-- WORK REQUIRED --
Which lines hold the word "file"? Show each of them.
________________
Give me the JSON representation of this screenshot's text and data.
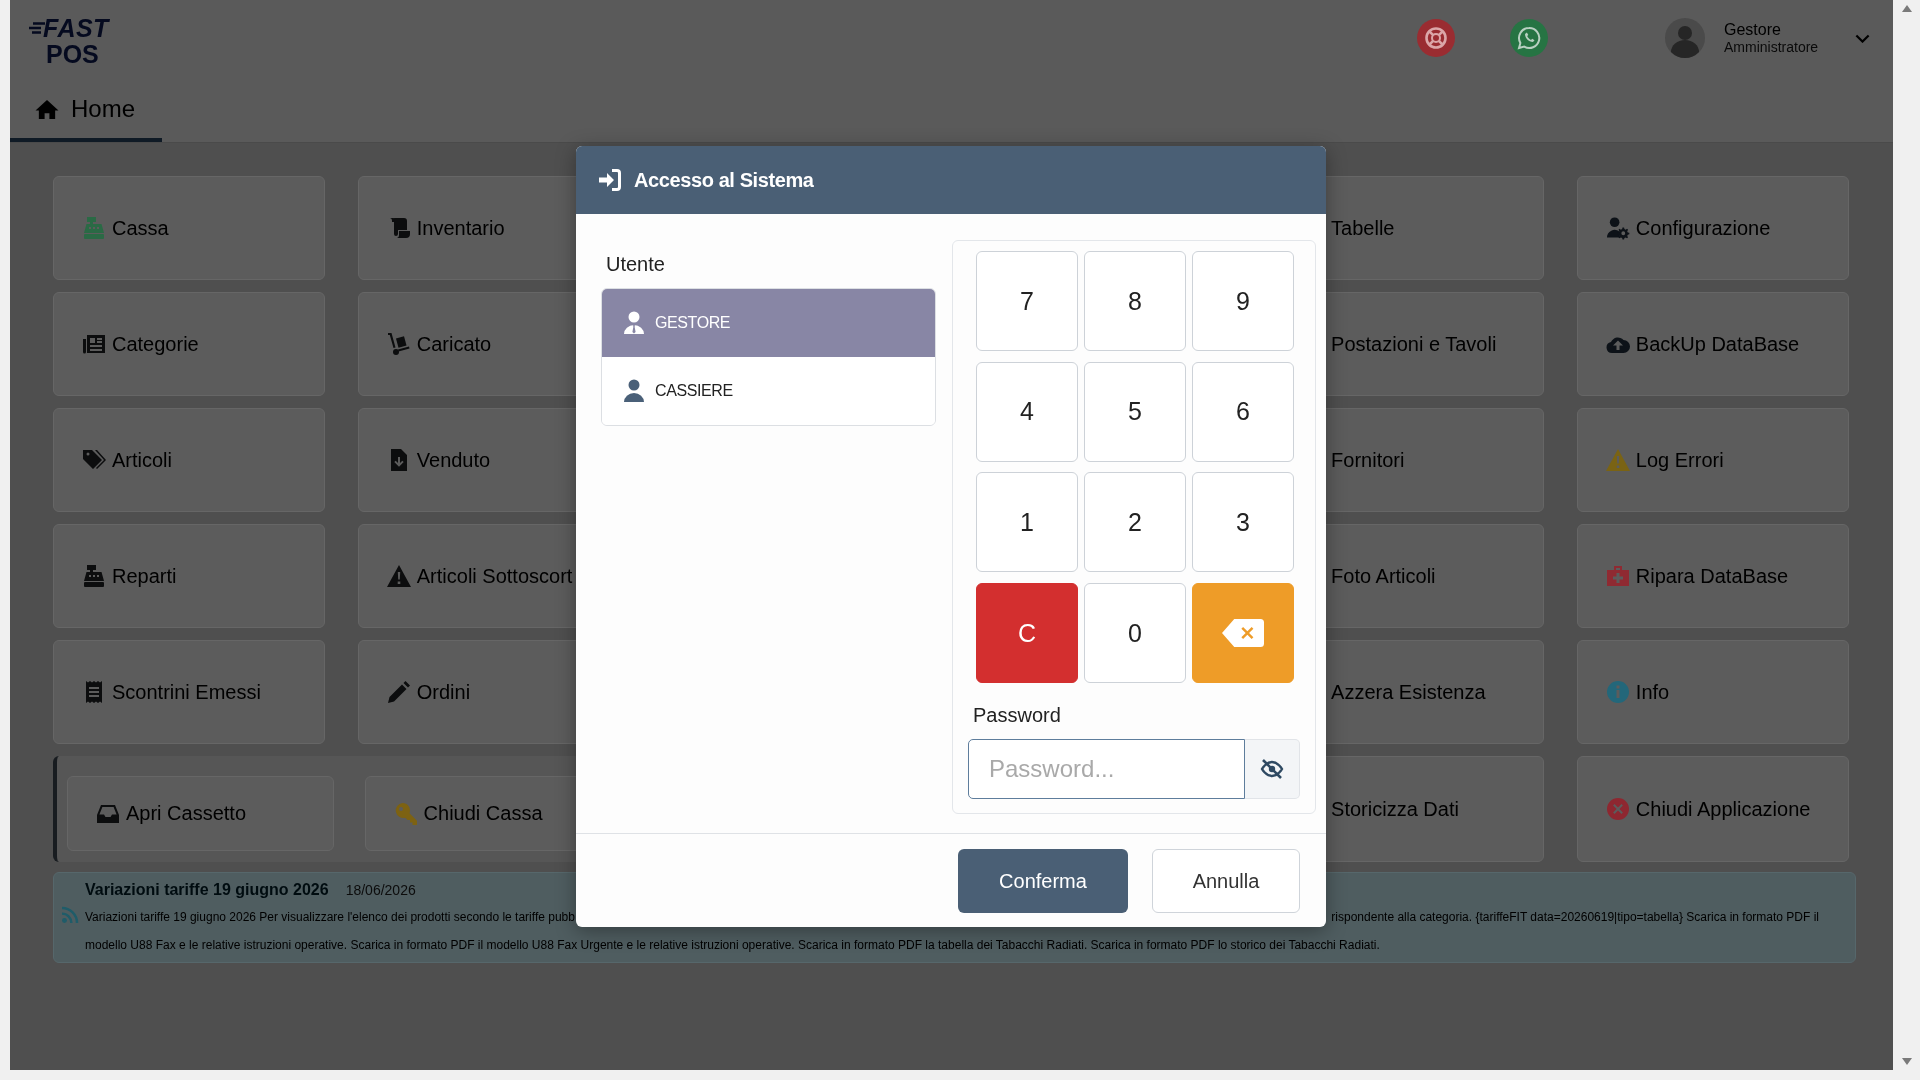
{
  "header": {
    "logo": {
      "top": "FAST",
      "bottom": "POS"
    },
    "user": {
      "name": "Gestore",
      "role": "Amministratore"
    }
  },
  "tabs": [
    {
      "label": "Home",
      "selected": true
    }
  ],
  "menu_rows": [
    {
      "kind": "plain",
      "left": [
        {
          "label": "Cassa",
          "kind": "cash-register",
          "color": "#2a6a45"
        },
        {
          "label": "Inventario",
          "kind": "scroll",
          "color": "#0c0d0e"
        }
      ],
      "right": [
        {
          "label": "Tabelle"
        },
        {
          "label": "Configurazione",
          "kind": "user-gear",
          "color": "#0d1218"
        }
      ]
    },
    {
      "kind": "plain",
      "left": [
        {
          "label": "Categorie",
          "kind": "newspaper",
          "color": "#0c0d0e"
        },
        {
          "label": "Caricato",
          "kind": "hand-truck",
          "color": "#0c0d0e"
        }
      ],
      "right": [
        {
          "label": "Postazioni e Tavoli"
        },
        {
          "label": "BackUp DataBase",
          "kind": "cloud-upload",
          "color": "#0d1218"
        }
      ]
    },
    {
      "kind": "plain",
      "left": [
        {
          "label": "Articoli",
          "kind": "tags",
          "color": "#0c0d0e"
        },
        {
          "label": "Venduto",
          "kind": "file-download",
          "color": "#0c0d0e"
        }
      ],
      "right": [
        {
          "label": "Fornitori"
        },
        {
          "label": "Log Errori",
          "kind": "warning",
          "color": "#7a6314"
        }
      ]
    },
    {
      "kind": "plain",
      "left": [
        {
          "label": "Reparti",
          "kind": "cash-register",
          "color": "#0c0d0e"
        },
        {
          "label": "Articoli Sottoscort",
          "kind": "warning",
          "color": "#0c0d0e"
        }
      ],
      "right": [
        {
          "label": "Foto Articoli"
        },
        {
          "label": "Ripara DataBase",
          "kind": "first-aid",
          "color": "#8f2a32"
        }
      ]
    },
    {
      "kind": "plain",
      "left": [
        {
          "label": "Scontrini Emessi",
          "kind": "receipt",
          "color": "#0c0d0e"
        },
        {
          "label": "Ordini",
          "kind": "pen",
          "color": "#0c0d0e"
        }
      ],
      "right": [
        {
          "label": "Azzera Esistenza"
        },
        {
          "label": "Info",
          "kind": "info",
          "color": "#23677a"
        }
      ]
    },
    {
      "kind": "panel",
      "left": [
        {
          "label": "Apri Cassetto",
          "kind": "tray",
          "color": "#0c0d0e"
        },
        {
          "label": "Chiudi Cassa",
          "kind": "key",
          "color": "#7d6212"
        }
      ],
      "right": [
        {
          "label": "Storicizza Dati"
        },
        {
          "label": "Chiudi Applicazione",
          "kind": "close-circle",
          "color": "#8e2730"
        }
      ]
    }
  ],
  "news": {
    "title": "Variazioni tariffe 19 giugno 2026",
    "date": "18/06/2026",
    "lines": [
      {
        "parts": [
          "Variazioni tariffe 19 giugno 2026 Per visualizzare l'elenco dei prodotti secondo le tariffe pubb",
          "rispondente alla categoria. {tariffeFIT data=20260619|tipo=tabella} Scarica in formato PDF il"
        ]
      },
      {
        "parts": [
          "modello U88 Fax e le relative istruzioni operative. Scarica in formato PDF il modello U88 Fax Urgente e le relative istruzioni operative. Scarica in formato PDF la tabella dei Tabacchi Radiati. Scarica in formato PDF lo storico dei Tabacchi Radiati."
        ]
      }
    ]
  },
  "dialog": {
    "title": "Accesso al Sistema",
    "users_label": "Utente",
    "users": [
      {
        "name": "GESTORE",
        "kind": "manager",
        "selected": true
      },
      {
        "name": "CASSIERE",
        "kind": "user",
        "selected": false
      }
    ],
    "keys": [
      {
        "label": "7",
        "kind": "digit"
      },
      {
        "label": "8",
        "kind": "digit"
      },
      {
        "label": "9",
        "kind": "digit"
      },
      {
        "label": "4",
        "kind": "digit"
      },
      {
        "label": "5",
        "kind": "digit"
      },
      {
        "label": "6",
        "kind": "digit"
      },
      {
        "label": "1",
        "kind": "digit"
      },
      {
        "label": "2",
        "kind": "digit"
      },
      {
        "label": "3",
        "kind": "digit"
      },
      {
        "label": "C",
        "kind": "clear"
      },
      {
        "label": "0",
        "kind": "digit"
      },
      {
        "kind": "backspace"
      }
    ],
    "password": {
      "label": "Password",
      "placeholder": "Password..."
    },
    "buttons": [
      {
        "label": "Conferma",
        "kind": "primary"
      },
      {
        "label": "Annulla",
        "kind": "secondary"
      }
    ]
  }
}
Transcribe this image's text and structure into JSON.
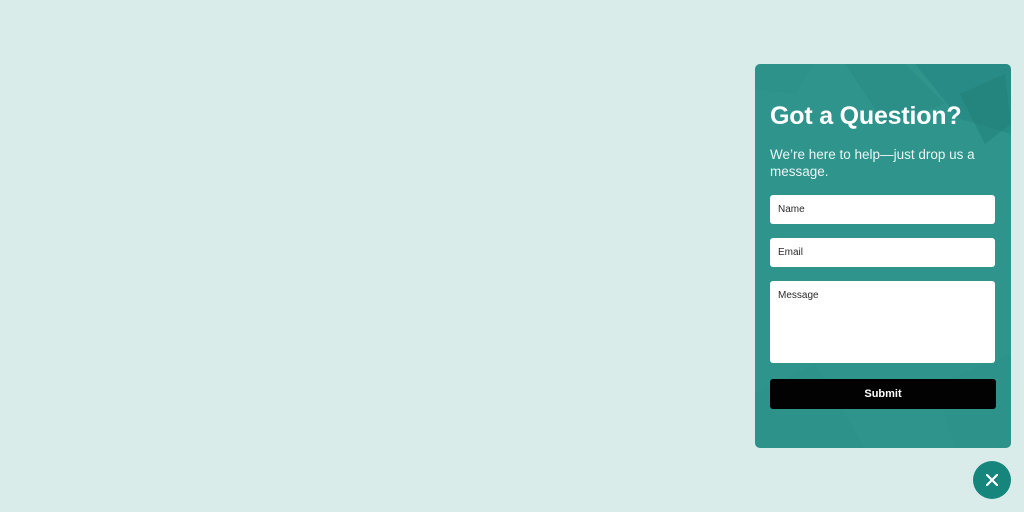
{
  "contact_widget": {
    "title": "Got a Question?",
    "subtitle": "We’re here to help—just drop us a message.",
    "fields": {
      "name_placeholder": "Name",
      "email_placeholder": "Email",
      "message_placeholder": "Message"
    },
    "submit_label": "Submit"
  },
  "close_button": {
    "icon": "close-icon"
  },
  "colors": {
    "page_background": "#daecea",
    "panel_background": "#2f948c",
    "submit_background": "#020202",
    "close_button_background": "#16857c"
  }
}
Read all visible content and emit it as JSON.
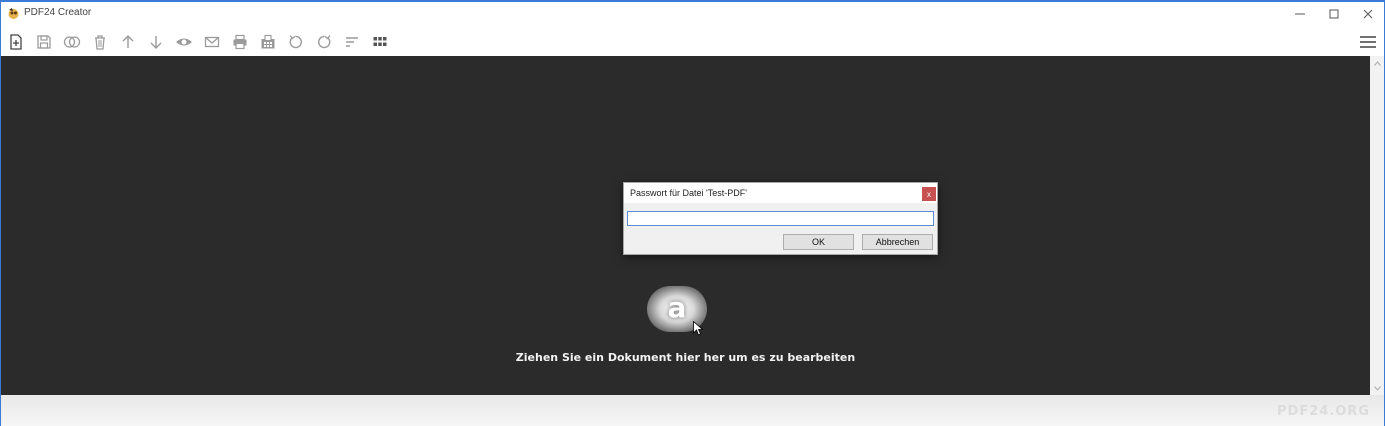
{
  "window": {
    "title": "PDF24 Creator"
  },
  "toolbar": {
    "items": [
      {
        "name": "new-file-icon"
      },
      {
        "name": "save-icon"
      },
      {
        "name": "merge-icon"
      },
      {
        "name": "delete-icon"
      },
      {
        "name": "move-up-icon"
      },
      {
        "name": "move-down-icon"
      },
      {
        "name": "preview-icon"
      },
      {
        "name": "email-icon"
      },
      {
        "name": "print-icon"
      },
      {
        "name": "fax-icon"
      },
      {
        "name": "rotate-left-icon"
      },
      {
        "name": "rotate-right-icon"
      },
      {
        "name": "sort-icon"
      },
      {
        "name": "grid-view-icon"
      }
    ],
    "menu_icon": "hamburger-menu-icon"
  },
  "workspace": {
    "drop_hint": "Ziehen Sie ein Dokument hier her um es zu bearbeiten",
    "logo_letter": "a"
  },
  "dialog": {
    "title": "Passwort für Datei 'Test-PDF'",
    "close_label": "x",
    "password_value": "",
    "ok_label": "OK",
    "cancel_label": "Abbrechen"
  },
  "footer": {
    "brand": "PDF24.ORG"
  },
  "colors": {
    "workspace_bg": "#2b2b2b",
    "icon_gray": "#9a9a9a",
    "icon_dark": "#555555",
    "close_red": "#c75050",
    "window_border": "#3a7bd5"
  }
}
________________
-- ANSWER TO THIS PROBLEM --
          "kind": "file-download",
        "name": "new-file-icon"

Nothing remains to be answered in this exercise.